TASK :: Pick out every line of the entries below where "NLIKTK" occurs, and copy those lines.

[Entries from a visual dataset]
++++++++++
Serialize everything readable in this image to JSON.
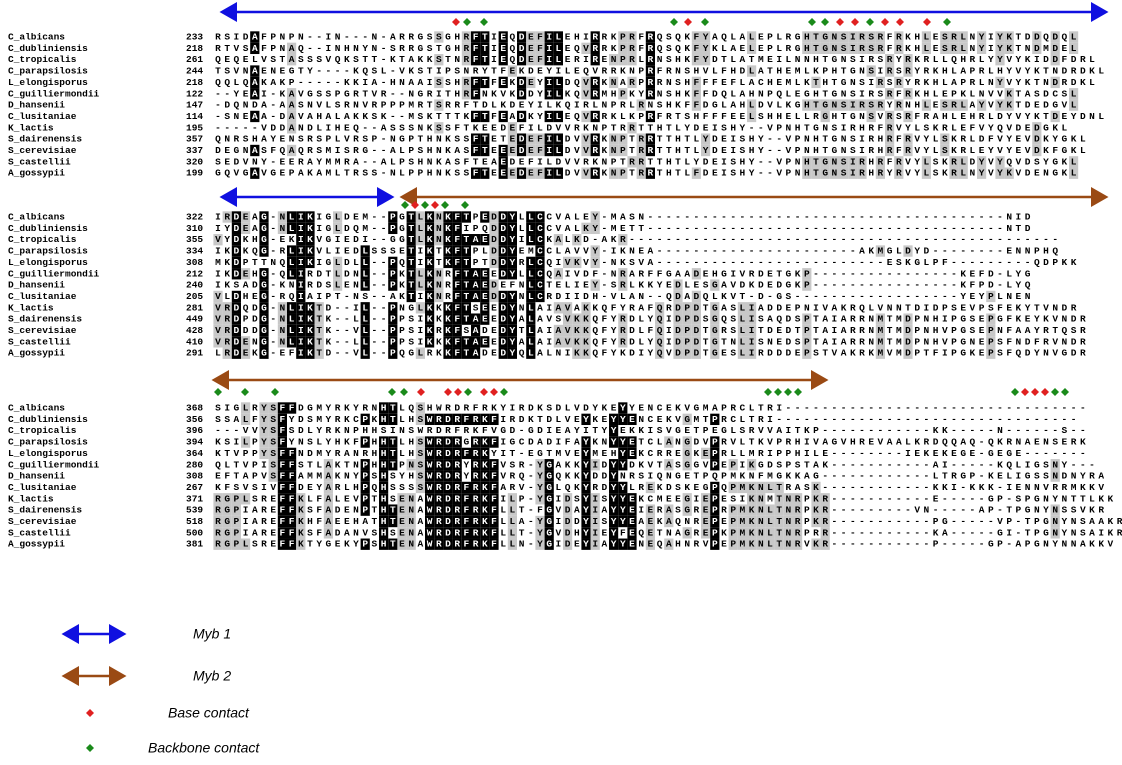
{
  "blocks": [
    {
      "rows": [
        {
          "name": "C_albicans",
          "start": "233",
          "seq": "RSIDAFPNPN--IN---N-ARRGSSGHRFTIEQDEFILEHIRRKPRFRQSQKFYAQLALEPLRGHTGNSIRSRFRKHLESRLNYIYKTDDQDQL"
        },
        {
          "name": "C_dubliniensis",
          "start": "218",
          "seq": "RTVSAFPNAQ--INHNYN-SRRGSTGHRFTIEQDEFILEQVRRKPRFRQSQKFYKLAELEPLRGHTGNSIRSRFRKHLESRLNYIYKTNDMDEL"
        },
        {
          "name": "C_tropicalis",
          "start": "261",
          "seq": "QEQELVSTASSSVQKSTT-KTAKKSTNRFTIEQDEFILERIRENPRLRNSHKFYDTLATMEILNNHTGNSIRSRYRKRLLQHRLYYVYKIDDFDRL"
        },
        {
          "name": "C_parapsilosis",
          "start": "244",
          "seq": "TSVNAENEGTY----KQSL-VKSTIPSNRYTFEKDEYILEQVRRKNPRFRNSHVLFHDLATHEMLKPHTGNSIRSRYRKHLAPRLHYVYKTNDRDKL"
        },
        {
          "name": "L_elongisporus",
          "start": "218",
          "seq": "QQLQAKAKP-----KKIA-HNAAISSHRFTFEKDEYILDQVRKNARPRRNSHFFFEFLACHEMLKTHTGNSIRSRYRKHLAPRLNYVYKTNDRDKL"
        },
        {
          "name": "C_guilliermondii",
          "start": "122",
          "seq": "--YEAI-KAVGSSPGRTVR--NGRITHRFNKVKDDYILKQVRMHPKYRNSHKFFDQLAHNPQLEGHTGNSIRSRFRKHLEPKLNVVKTASDCSL"
        },
        {
          "name": "D_hansenii",
          "start": "147",
          "seq": "-DQNDA-AASNVLSRNVRPPPMRTSRRFTDLKDEYILKQIRLNPRLRNSHKFFDGLAHLDVLKGHTGNSIRSRYRNHLESRLAYVYKTDEDGVL"
        },
        {
          "name": "C_lusitaniae",
          "start": "114",
          "seq": "-SNEAA-DAVAHALAKKSK--MSKTTTKFTFEADKYILEQVRRKLKPRFRTSHFFFEELSHHELLRGHTGNSVRSRFRAHLEHRLDYVYKTDEYDNL"
        },
        {
          "name": "K_lactis",
          "start": "195",
          "seq": "-----VDDANDLIHEQ--ASSSNKSSFTKEEDEFILDVVRKNPTRRTTHTLYDEISHY--VPNHTGNSIRHRFRVYLSKRLEFVYQVDEDGKL"
        },
        {
          "name": "S_dairenensis",
          "start": "357",
          "seq": "QNRSHAYENSRSPLVRSP-NGPTHNKSSFTETEDEFILDVVRKNPTRRTTHTLYDEISHY--VPNHTGNSIRHRFRVYLSKRLDFVYEVDKYGKL"
        },
        {
          "name": "S_cerevisiae",
          "start": "337",
          "seq": "DEGNASFQAQRSMISRG--ALPSHNKASFTEEEDEFILDVVRKNPTRRTTHTLYDEISHY--VPNHTGNSIRHRFRVYLSKRLEYVYEVDKFGKL"
        },
        {
          "name": "S_castellii",
          "start": "320",
          "seq": "SEDVNY-EERAYMMRA--ALPSHNKASFTEAEDEFILDVVRKNPTRRTTHTLYDEISHY--VPNHTGNSIRHRFRVYLSKRLDYVYQVDSYGKL"
        },
        {
          "name": "A_gossypii",
          "start": "199",
          "seq": "GQVGAVGEPAKAMLTRSS-NLPPHNKSSFTEEEDEFILDVVRKNPTRRTHTLFDEISHY--VPNHTGNSIRHRYRVYLSKRLNYVYKVDENGKL"
        }
      ]
    },
    {
      "rows": [
        {
          "name": "C_albicans",
          "start": "322",
          "seq": "IRDEAG-NLIKIGLDEM--PGTLKNKFTPEDDYLLCCVALEY-MASN---------------------------------------NID"
        },
        {
          "name": "C_dubliniensis",
          "start": "310",
          "seq": "IYDEAG-NLIKIGLDQM--PGTLKNKFIPQDDYLLCCVALKY-METT---------------------------------------NTD"
        },
        {
          "name": "C_tropicalis",
          "start": "355",
          "seq": "VYDKHG-EKIKVGIEDI--GGTLKNKFTAEDDYILCKALKD-AKR-----------------------------------------------"
        },
        {
          "name": "C_parapsilosis",
          "start": "334",
          "seq": "IKDKQG-RLIKVLIEDLSSSETIKTKFTPLDDYEMCCLAVVY-IKNEA----------------------AKMGLDYD--------ENNPHQ"
        },
        {
          "name": "L_elongisporus",
          "start": "308",
          "seq": "MKDPTTNQLIKIGLDLL--PQTIKTKFTPTDDYRLCQIVKVY-NKSVA-------------------------ESKGLPF---------QDPKK"
        },
        {
          "name": "C_guilliermondii",
          "start": "212",
          "seq": "IKDEHG-QLIRDTLDNL--PKTLKNRFTAEEDYLLCQAIVDF-NRARFFGAADEHGIVRDETGKP----------------KEFD-LYG"
        },
        {
          "name": "D_hansenii",
          "start": "240",
          "seq": "IKSADG-KNIRDSLENL--PKTLKNRFTAEDEFNLCTELIEY-SRLKKYEDLESGAVDKDEDGKP----------------KFPD-LYQ"
        },
        {
          "name": "C_lusitaniae",
          "start": "205",
          "seq": "VLDHEG-RQIAIPT-NS--AKTIKNRFTAEDDYNLCRDIIDH-VLAN--QDADQLKVT-D-GS------------------YEYPLNEN"
        },
        {
          "name": "K_lactis",
          "start": "281",
          "seq": "VRDQDG-NLIKTD--IL--PNGLKKKFTSEEDYNLAIAVAKKQFYRAFQRDPDTGASLIADDEPNIVAKRQLVNNTDIDPSEVPSFEKYTVNDR"
        },
        {
          "name": "S_dairenensis",
          "start": "449",
          "seq": "VRDPDG-NLIKTK--LL--PPSIKKKFTAEEDYALAVSVKKQFYRDLYQIDPDSGQSLISAQDSPTAIARRNMTMDPNHIPGSEPGFKEYKVNDR"
        },
        {
          "name": "S_cerevisiae",
          "start": "428",
          "seq": "VRDDDG-NLIKTK--VL--PPSIKRKFSADEDYTLAIAVKKQFYRDLFQIDPDTGRSLITDEDTPTAIARRNMTMDPNHVPGSEPNFAAYRTQSR"
        },
        {
          "name": "S_castellii",
          "start": "410",
          "seq": "VRDENG-NLIKTK--LL--PPSIKKKFTAEEDYALAIAVKKQFYRDLYQIDPDTGTNLISNEDSPTAIARRNMTMDPNHVPGNEPSFNDFRVNDR"
        },
        {
          "name": "A_gossypii",
          "start": "291",
          "seq": "LRDEKG-EFIKTD--VL--PQGLRKKFTADEDYQLALNIKKQFYKDIYQVDPDTGESLIRDDDEPSTVAKRKMVMDPTFIPGKEPSFQDYNVGDR"
        }
      ]
    },
    {
      "rows": [
        {
          "name": "C_albicans",
          "start": "368",
          "seq": "SIGLRYSFFDGMYRKYRNHTLQSHWRDRFRKYIRDKSDLVDYKEYYENCEKVGMAPRCLTRI---------------------------------"
        },
        {
          "name": "C_dubliniensis",
          "start": "356",
          "seq": "SSALFYSFYDSMYRKCPKHTLHSWRDRFRKFIRDKTDLVEYKEYYENCEKVGMTPRCLTRI---------------------------------"
        },
        {
          "name": "C_tropicalis",
          "start": "396",
          "seq": "---VVYSFSDLYRKNPHHSINSWRDRFRKFVGD-GDIEAYITYYEKKISVGETPEGLSRVVAITKP------------KK-----N------S--"
        },
        {
          "name": "C_parapsilosis",
          "start": "394",
          "seq": "KSILPYSFYNSLYHKFPHHTLHSWRDRGRKFIGCDADIFAYKNYYETCLANGDVPRVLTKVPRHIVAGVHREVAALKRDQQAQ-QKRNAENSERK"
        },
        {
          "name": "L_elongisporus",
          "start": "364",
          "seq": "KTVPPYSFFNDMYRANRHHTLHSWRDRFRKYIT-EGTMVEYMEHYEKCRREGKEPRLLMRIPPHILE--------IEKEKEGE-GEGE-------"
        },
        {
          "name": "C_guilliermondii",
          "start": "280",
          "seq": "QLTVPISFFSTLAKTNPHHTPNSWRDRYRKFVSR-YGAKKYIDYYDKVTASGGVPEPIKGDSPSTAK-----------AI-----KQLIGSNY---"
        },
        {
          "name": "D_hansenii",
          "start": "308",
          "seq": "EFTAPVSFFAMMAKNYPSHSYHSWRDRYRKFVRQ-YGQKKYDDYNRSIQNGETPQPMKNFMGKKAG------------LTRGP-KELIGSSNDNYRA"
        },
        {
          "name": "C_lusitaniae",
          "start": "267",
          "seq": "KFSVSIVFFDEYARLHPQHSSSSWRDRFRKFARV-YGLQKYRDYYLREKDSKEGPQPMKNLTRASK------------KKI-KKK-IENNVRRMKKV"
        },
        {
          "name": "K_lactis",
          "start": "371",
          "seq": "RGPLSREFFKLFALEVPTHSENAWRDRFRKFILP-YGIDSYISYYEKCMEEGIEPESIKNMTNRPKR-----------E-----GP-SPGNYNTTLKK"
        },
        {
          "name": "S_dairenensis",
          "start": "539",
          "seq": "RGPIAREFFKSFADENPTHTENAWRDRFRKFLLT-FGVDAYIAYYEIERASGREPRPMKNLTNRPKR---------VN-----AP-TPGNYNSSVKR"
        },
        {
          "name": "S_cerevisiae",
          "start": "518",
          "seq": "RGPIAREFFKHFAEEHATHTENAWRDRFRKFLLA-YGIDDYISYYEAEKAQNREPEPMKNLTNRPKR-----------PG-----VP-TPGNYNSAAKR"
        },
        {
          "name": "S_castellii",
          "start": "500",
          "seq": "RGPIAREFFKSFADANVSHSENAWRDRFRKFLLT-YGVDHYIEYFEQETNAGREPKPMKNLTNRPRR-----------KA-----GI-TPGNYNSAIKR"
        },
        {
          "name": "A_gossypii",
          "start": "381",
          "seq": "RGPLSREFFKTYGEKYPSHTENAWRDRFRKFLLN-YGIDEYIAYYENEQAHNRVPEPMKNLTNRVKR-----------P-----GP-APGNYNNAKKV"
        }
      ]
    }
  ],
  "legend": {
    "myb1": "Myb 1",
    "myb2": "Myb 2",
    "base": "Base contact",
    "backbone": "Backbone contact"
  }
}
++++++++++
TASK RESULT ::
          "seq": "VRDPDG-NLIKTK--LL--PPSIKKKFTAEEDYALAVSVKKQFYRDLYQIDPDSGQSLISAQDSPTAIARRNMTMDPNHIPGSEPGFKEYKVNDR"
          "seq": "VRDDDG-NLIKTK--VL--PPSIKRKFSADEDYTLAIAVKKQFYRDLFQIDPDTGRSLITDEDTPTAIARRNMTMDPNHVPGSEPNFAAYRTQSR"
          "seq": "VRDENG-NLIKTK--LL--PPSIKKKFTAEEDYALAIAVKKQFYRDLYQIDPDTGTNLISNEDSPTAIARRNMTMDPNHVPGNEPSFNDFRVNDR"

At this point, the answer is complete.